■ **Stored rows**
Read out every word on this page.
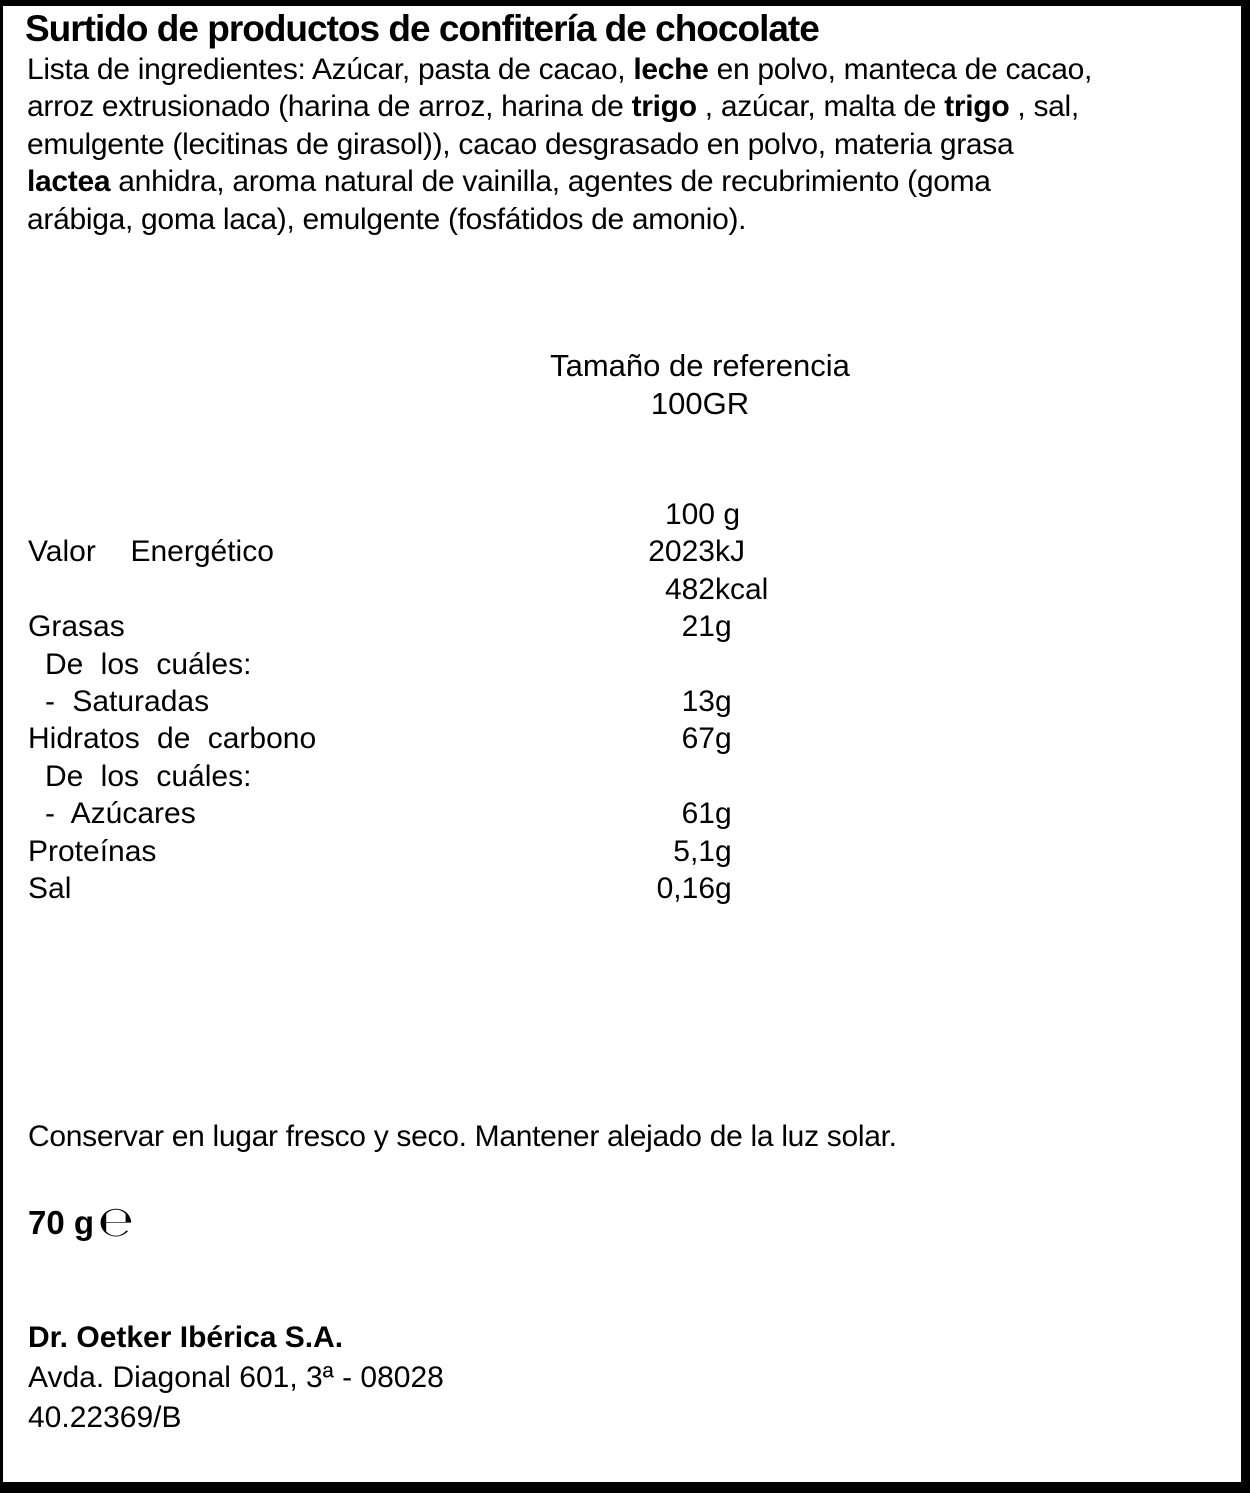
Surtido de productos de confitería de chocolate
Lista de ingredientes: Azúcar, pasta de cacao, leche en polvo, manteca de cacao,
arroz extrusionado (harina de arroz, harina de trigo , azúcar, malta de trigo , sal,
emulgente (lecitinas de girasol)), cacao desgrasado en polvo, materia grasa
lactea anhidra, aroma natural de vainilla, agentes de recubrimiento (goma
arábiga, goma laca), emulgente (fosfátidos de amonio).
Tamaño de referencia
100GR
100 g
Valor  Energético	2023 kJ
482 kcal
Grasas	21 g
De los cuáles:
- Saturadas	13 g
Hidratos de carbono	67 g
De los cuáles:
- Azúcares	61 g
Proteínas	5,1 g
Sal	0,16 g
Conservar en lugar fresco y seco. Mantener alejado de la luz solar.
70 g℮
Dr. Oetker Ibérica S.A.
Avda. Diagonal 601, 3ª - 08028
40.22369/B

■ **Description of the task**
Quote everything in the listing above exactly; pictures are the only thing to omit.

■ **Answer in full**
Read out every word on this page.
Surtido de productos de confitería de chocolate
Lista de ingredientes: Azúcar, pasta de cacao, leche en polvo, manteca de cacao,
arroz extrusionado (harina de arroz, harina de trigo , azúcar, malta de trigo , sal,
emulgente (lecitinas de girasol)), cacao desgrasado en polvo, materia grasa
lactea anhidra, aroma natural de vainilla, agentes de recubrimiento (goma
arábiga, goma laca), emulgente (fosfátidos de amonio).
Tamaño de referencia
100GR
100 g
Valor  Energético	2023 kJ
482 kcal
Grasas	21 g
De los cuáles:
- Saturadas	13 g
Hidratos de carbono	67 g
De los cuáles:
- Azúcares	61 g
Proteínas	5,1 g
Sal	0,16 g
Conservar en lugar fresco y seco. Mantener alejado de la luz solar.
70 g℮
Dr. Oetker Ibérica S.A.
Avda. Diagonal 601, 3ª - 08028
40.22369/B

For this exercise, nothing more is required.